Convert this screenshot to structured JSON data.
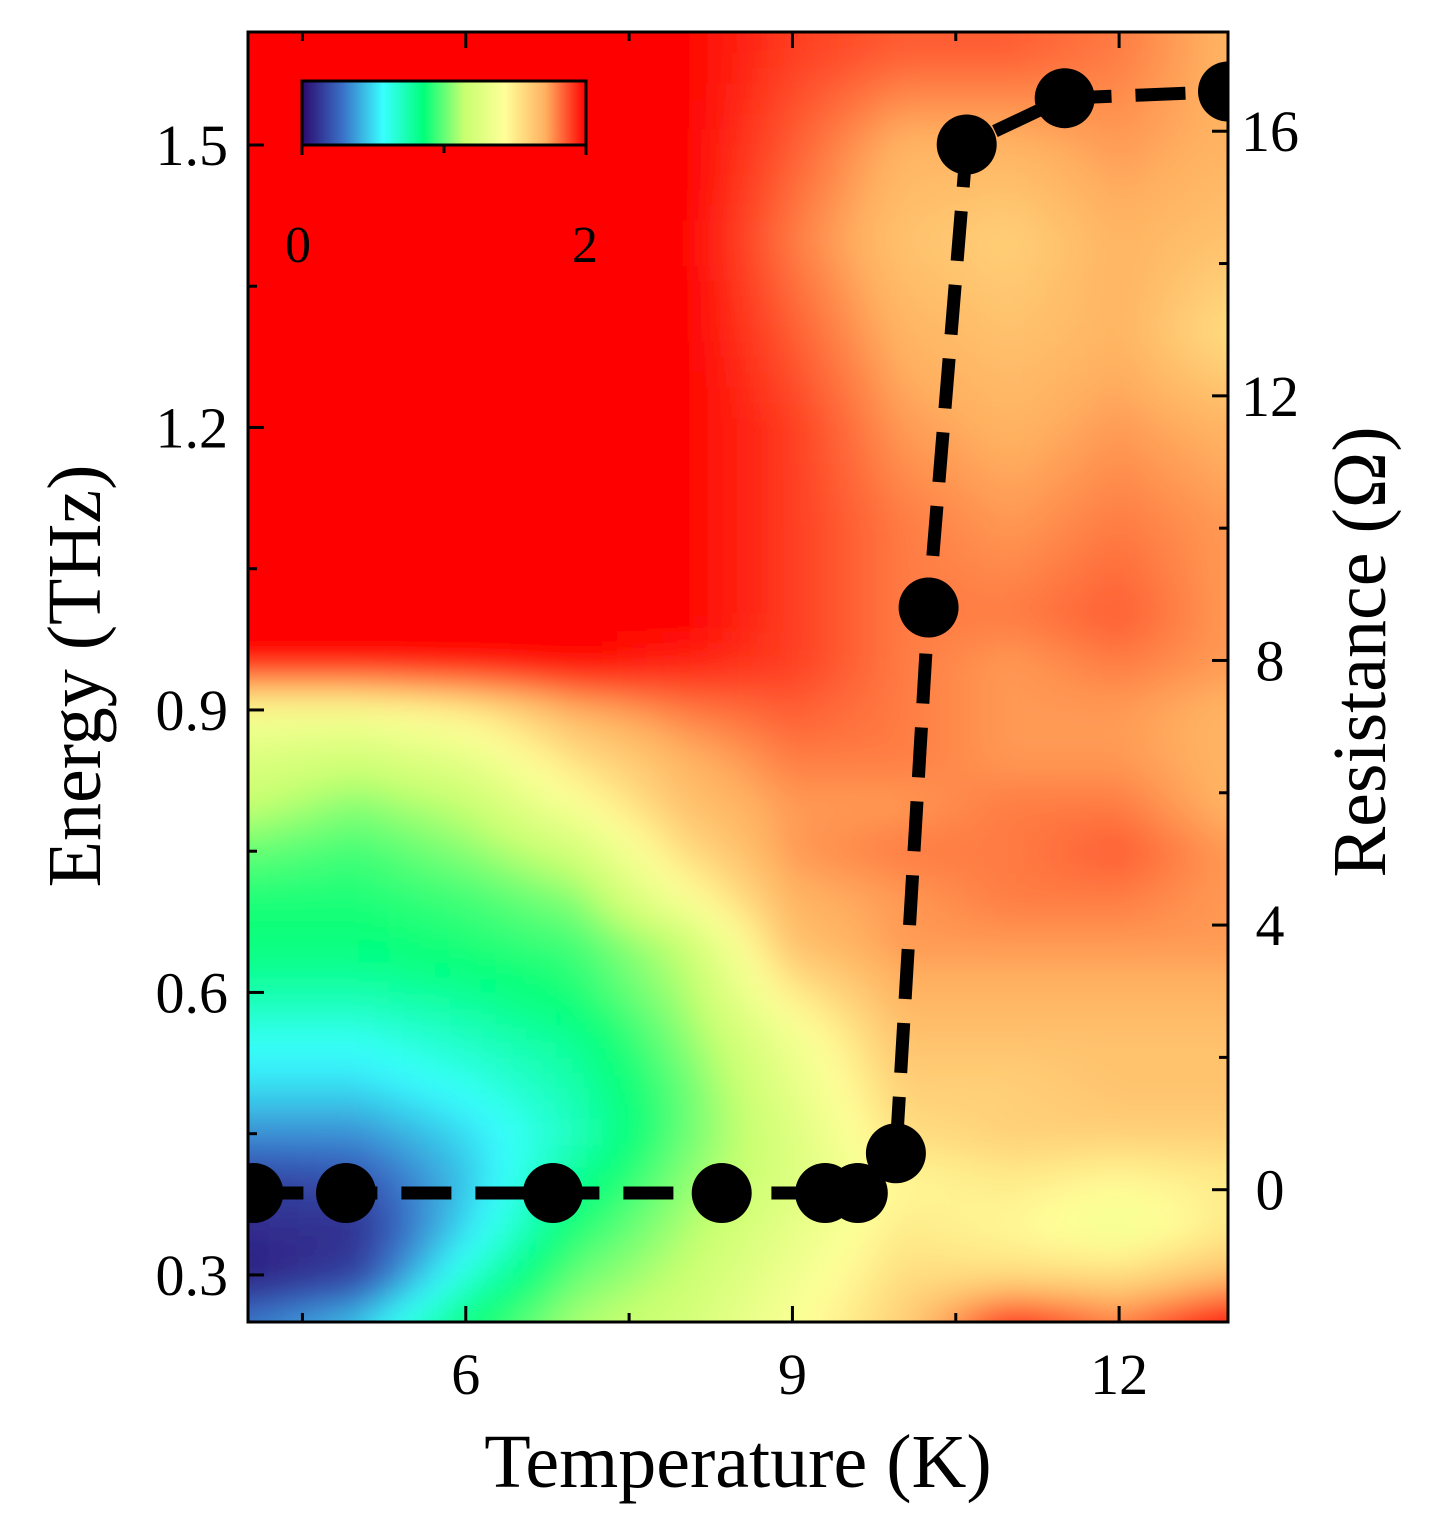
{
  "chart_data": {
    "type": "heatmap",
    "xlabel": "Temperature (K)",
    "ylabel": "Energy (THz)",
    "y2label": "Resistance (Ω)",
    "xlim": [
      4.0,
      13.0
    ],
    "ylim": [
      0.25,
      1.62
    ],
    "y2lim": [
      -2.0,
      17.5
    ],
    "x_ticks": [
      6,
      9,
      12
    ],
    "x_tick_labels": [
      "6",
      "9",
      "12"
    ],
    "x_minor_ticks": [
      4.5,
      7.5,
      10.5
    ],
    "y_ticks": [
      0.3,
      0.6,
      0.9,
      1.2,
      1.5
    ],
    "y_tick_labels": [
      "0.3",
      "0.6",
      "0.9",
      "1.2",
      "1.5"
    ],
    "y_minor_ticks": [
      0.45,
      0.75,
      1.05,
      1.35
    ],
    "y2_ticks": [
      0,
      4,
      8,
      12,
      16
    ],
    "y2_tick_labels": [
      "0",
      "4",
      "8",
      "12",
      "16"
    ],
    "y2_minor_ticks": [
      2,
      6,
      10,
      14
    ],
    "colorbar": {
      "min": 0,
      "max": 2,
      "tick_labels": [
        "0",
        "2"
      ],
      "colormap": [
        "#2b0a6e",
        "#3a70c8",
        "#39ffff",
        "#00ff7a",
        "#c8ff70",
        "#ffff99",
        "#ffb060",
        "#ff0000"
      ],
      "placement": "top-left"
    },
    "heatmap": {
      "temperatures": [
        4.0,
        5.0,
        6.0,
        7.0,
        8.0,
        9.0,
        10.0,
        11.0,
        12.0,
        13.0
      ],
      "energies": [
        0.25,
        0.3,
        0.35,
        0.4,
        0.45,
        0.5,
        0.55,
        0.6,
        0.65,
        0.7,
        0.75,
        0.8,
        0.85,
        0.9,
        0.95,
        1.0,
        1.1,
        1.2,
        1.3,
        1.4,
        1.5,
        1.6
      ],
      "values": [
        [
          0.3,
          0.45,
          0.85,
          1.1,
          1.2,
          1.4,
          1.6,
          1.95,
          1.8,
          2.0
        ],
        [
          0.05,
          0.15,
          0.65,
          1.0,
          1.15,
          1.35,
          1.55,
          1.55,
          1.55,
          1.65
        ],
        [
          0.1,
          0.1,
          0.5,
          0.9,
          1.1,
          1.3,
          1.5,
          1.45,
          1.35,
          1.5
        ],
        [
          0.15,
          0.2,
          0.45,
          0.8,
          1.05,
          1.25,
          1.45,
          1.5,
          1.45,
          1.5
        ],
        [
          0.35,
          0.35,
          0.5,
          0.7,
          1.0,
          1.25,
          1.55,
          1.6,
          1.6,
          1.6
        ],
        [
          0.5,
          0.5,
          0.6,
          0.75,
          1.0,
          1.3,
          1.6,
          1.6,
          1.65,
          1.65
        ],
        [
          0.6,
          0.6,
          0.7,
          0.8,
          1.05,
          1.35,
          1.65,
          1.65,
          1.65,
          1.65
        ],
        [
          0.75,
          0.75,
          0.8,
          0.9,
          1.1,
          1.5,
          1.7,
          1.7,
          1.7,
          1.7
        ],
        [
          0.85,
          0.85,
          0.9,
          0.95,
          1.15,
          1.65,
          1.75,
          1.75,
          1.75,
          1.75
        ],
        [
          0.9,
          0.9,
          0.95,
          1.05,
          1.4,
          1.7,
          1.75,
          1.8,
          1.8,
          1.75
        ],
        [
          1.0,
          0.95,
          1.05,
          1.2,
          1.55,
          1.75,
          1.8,
          1.8,
          1.85,
          1.75
        ],
        [
          1.15,
          1.05,
          1.15,
          1.4,
          1.65,
          1.75,
          1.75,
          1.8,
          1.8,
          1.7
        ],
        [
          1.25,
          1.2,
          1.3,
          1.55,
          1.7,
          1.8,
          1.8,
          1.75,
          1.75,
          1.7
        ],
        [
          1.4,
          1.4,
          1.5,
          1.7,
          1.8,
          1.85,
          1.8,
          1.75,
          1.75,
          1.7
        ],
        [
          2.0,
          2.0,
          2.0,
          2.0,
          1.95,
          1.9,
          1.8,
          1.75,
          1.8,
          1.75
        ],
        [
          2.0,
          2.0,
          2.0,
          2.0,
          2.0,
          1.9,
          1.8,
          1.8,
          1.85,
          1.75
        ],
        [
          2.0,
          2.0,
          2.0,
          2.0,
          2.0,
          1.9,
          1.8,
          1.75,
          1.8,
          1.75
        ],
        [
          2.0,
          2.0,
          2.0,
          2.0,
          2.0,
          1.9,
          1.75,
          1.7,
          1.75,
          1.7
        ],
        [
          2.0,
          2.0,
          2.0,
          2.0,
          2.0,
          1.85,
          1.7,
          1.65,
          1.7,
          1.55
        ],
        [
          2.0,
          2.0,
          2.0,
          2.0,
          2.0,
          1.8,
          1.65,
          1.6,
          1.7,
          1.65
        ],
        [
          2.0,
          2.0,
          2.0,
          2.0,
          2.0,
          1.85,
          1.7,
          1.7,
          1.75,
          1.7
        ],
        [
          2.0,
          2.0,
          2.0,
          2.0,
          2.0,
          1.9,
          1.85,
          1.85,
          1.8,
          1.7
        ]
      ]
    },
    "series": [
      {
        "axis": "right",
        "style": "dashed line with large filled black circles",
        "x": [
          4.05,
          4.9,
          6.8,
          8.35,
          9.3,
          9.6,
          9.95,
          10.25,
          10.6,
          11.5,
          13.0
        ],
        "y": [
          -0.05,
          -0.05,
          -0.05,
          -0.05,
          -0.05,
          -0.05,
          0.55,
          8.8,
          15.8,
          16.5,
          16.6
        ]
      }
    ]
  }
}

++++++++++++++++++++

Write out the listing word for word, omitting the pictures it holds.

Convert this screenshot to structured JSON data.
{
  "chart_data": {
    "type": "heatmap",
    "xlabel": "Temperature (K)",
    "ylabel": "Energy (THz)",
    "y2label": "Resistance (Ω)",
    "xlim": [
      4.0,
      13.0
    ],
    "ylim": [
      0.25,
      1.62
    ],
    "y2lim": [
      -2.0,
      17.5
    ],
    "x_ticks": [
      6,
      9,
      12
    ],
    "x_tick_labels": [
      "6",
      "9",
      "12"
    ],
    "x_minor_ticks": [
      4.5,
      7.5,
      10.5
    ],
    "y_ticks": [
      0.3,
      0.6,
      0.9,
      1.2,
      1.5
    ],
    "y_tick_labels": [
      "0.3",
      "0.6",
      "0.9",
      "1.2",
      "1.5"
    ],
    "y_minor_ticks": [
      0.45,
      0.75,
      1.05,
      1.35
    ],
    "y2_ticks": [
      0,
      4,
      8,
      12,
      16
    ],
    "y2_tick_labels": [
      "0",
      "4",
      "8",
      "12",
      "16"
    ],
    "y2_minor_ticks": [
      2,
      6,
      10,
      14
    ],
    "colorbar": {
      "min": 0,
      "max": 2,
      "tick_labels": [
        "0",
        "2"
      ],
      "colormap": [
        "#2b0a6e",
        "#3a70c8",
        "#39ffff",
        "#00ff7a",
        "#c8ff70",
        "#ffff99",
        "#ffb060",
        "#ff0000"
      ],
      "placement": "top-left"
    },
    "heatmap": {
      "temperatures": [
        4.0,
        5.0,
        6.0,
        7.0,
        8.0,
        9.0,
        10.0,
        11.0,
        12.0,
        13.0
      ],
      "energies": [
        0.25,
        0.3,
        0.35,
        0.4,
        0.45,
        0.5,
        0.55,
        0.6,
        0.65,
        0.7,
        0.75,
        0.8,
        0.85,
        0.9,
        0.95,
        1.0,
        1.1,
        1.2,
        1.3,
        1.4,
        1.5,
        1.6
      ],
      "values": [
        [
          0.3,
          0.45,
          0.85,
          1.1,
          1.2,
          1.4,
          1.6,
          1.95,
          1.8,
          2.0
        ],
        [
          0.05,
          0.15,
          0.65,
          1.0,
          1.15,
          1.35,
          1.55,
          1.55,
          1.55,
          1.65
        ],
        [
          0.1,
          0.1,
          0.5,
          0.9,
          1.1,
          1.3,
          1.5,
          1.45,
          1.35,
          1.5
        ],
        [
          0.15,
          0.2,
          0.45,
          0.8,
          1.05,
          1.25,
          1.45,
          1.5,
          1.45,
          1.5
        ],
        [
          0.35,
          0.35,
          0.5,
          0.7,
          1.0,
          1.25,
          1.55,
          1.6,
          1.6,
          1.6
        ],
        [
          0.5,
          0.5,
          0.6,
          0.75,
          1.0,
          1.3,
          1.6,
          1.6,
          1.65,
          1.65
        ],
        [
          0.6,
          0.6,
          0.7,
          0.8,
          1.05,
          1.35,
          1.65,
          1.65,
          1.65,
          1.65
        ],
        [
          0.75,
          0.75,
          0.8,
          0.9,
          1.1,
          1.5,
          1.7,
          1.7,
          1.7,
          1.7
        ],
        [
          0.85,
          0.85,
          0.9,
          0.95,
          1.15,
          1.65,
          1.75,
          1.75,
          1.75,
          1.75
        ],
        [
          0.9,
          0.9,
          0.95,
          1.05,
          1.4,
          1.7,
          1.75,
          1.8,
          1.8,
          1.75
        ],
        [
          1.0,
          0.95,
          1.05,
          1.2,
          1.55,
          1.75,
          1.8,
          1.8,
          1.85,
          1.75
        ],
        [
          1.15,
          1.05,
          1.15,
          1.4,
          1.65,
          1.75,
          1.75,
          1.8,
          1.8,
          1.7
        ],
        [
          1.25,
          1.2,
          1.3,
          1.55,
          1.7,
          1.8,
          1.8,
          1.75,
          1.75,
          1.7
        ],
        [
          1.4,
          1.4,
          1.5,
          1.7,
          1.8,
          1.85,
          1.8,
          1.75,
          1.75,
          1.7
        ],
        [
          2.0,
          2.0,
          2.0,
          2.0,
          1.95,
          1.9,
          1.8,
          1.75,
          1.8,
          1.75
        ],
        [
          2.0,
          2.0,
          2.0,
          2.0,
          2.0,
          1.9,
          1.8,
          1.8,
          1.85,
          1.75
        ],
        [
          2.0,
          2.0,
          2.0,
          2.0,
          2.0,
          1.9,
          1.8,
          1.75,
          1.8,
          1.75
        ],
        [
          2.0,
          2.0,
          2.0,
          2.0,
          2.0,
          1.9,
          1.75,
          1.7,
          1.75,
          1.7
        ],
        [
          2.0,
          2.0,
          2.0,
          2.0,
          2.0,
          1.85,
          1.7,
          1.65,
          1.7,
          1.55
        ],
        [
          2.0,
          2.0,
          2.0,
          2.0,
          2.0,
          1.8,
          1.65,
          1.6,
          1.7,
          1.65
        ],
        [
          2.0,
          2.0,
          2.0,
          2.0,
          2.0,
          1.85,
          1.7,
          1.7,
          1.75,
          1.7
        ],
        [
          2.0,
          2.0,
          2.0,
          2.0,
          2.0,
          1.9,
          1.85,
          1.85,
          1.8,
          1.7
        ]
      ]
    },
    "series": [
      {
        "axis": "right",
        "style": "dashed line with large filled black circles",
        "x": [
          4.05,
          4.9,
          6.8,
          8.35,
          9.3,
          9.6,
          9.95,
          10.25,
          10.6,
          11.5,
          13.0
        ],
        "y": [
          -0.05,
          -0.05,
          -0.05,
          -0.05,
          -0.05,
          -0.05,
          0.55,
          8.8,
          15.8,
          16.5,
          16.6
        ]
      }
    ]
  }
}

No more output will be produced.